(Saved entries)
■ ■ ■

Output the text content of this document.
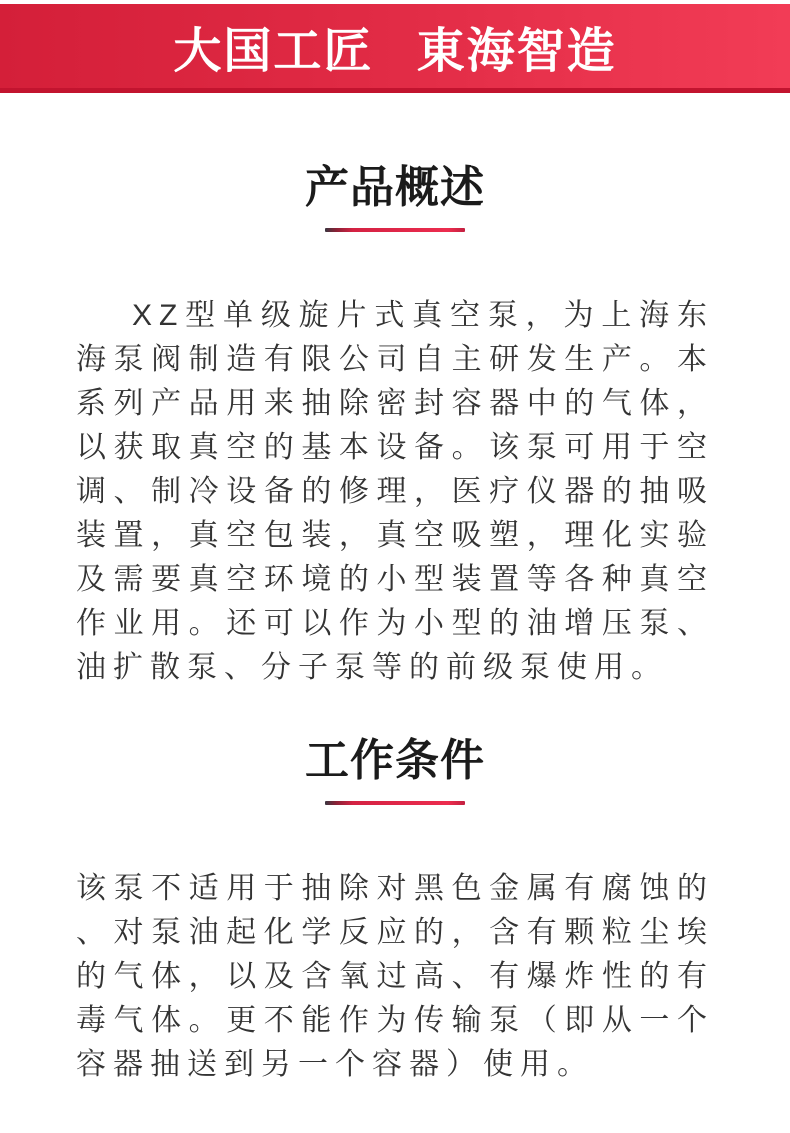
大国工匠 東海智造
产品概述

XZ型单级旋片式真空泵，为上海东海泵阀制造有限公司自主研发生产。本系列产品用来抽除密封容器中的气体，以获取真空的基本设备。该泵可用于空调、制冷设备的修理，医疗仪器的抽吸装置，真空包装，真空吸塑，理化实验及需要真空环境的小型装置等各种真空作业用。还可以作为小型的油增压泵、油扩散泵、分子泵等的前级泵使用。

工作条件

该泵不适用于抽除对黑色金属有腐蚀的、对泵油起化学反应的，含有颗粒尘埃的气体，以及含氧过高、有爆炸性的有毒气体。更不能作为传输泵（即从一个容器抽送到另一个容器）使用。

■ ■ ■

## Exercise
Would you return the data exactly as written, without the pictures?

## Task response
Output the text content of this document.
大国工匠 東海智造
产品概述

XZ型单级旋片式真空泵，为上海东海泵阀制造有限公司自主研发生产。本系列产品用来抽除密封容器中的气体，以获取真空的基本设备。该泵可用于空调、制冷设备的修理，医疗仪器的抽吸装置，真空包装，真空吸塑，理化实验及需要真空环境的小型装置等各种真空作业用。还可以作为小型的油增压泵、油扩散泵、分子泵等的前级泵使用。

工作条件

该泵不适用于抽除对黑色金属有腐蚀的、对泵油起化学反应的，含有颗粒尘埃的气体，以及含氧过高、有爆炸性的有毒气体。更不能作为传输泵（即从一个容器抽送到另一个容器）使用。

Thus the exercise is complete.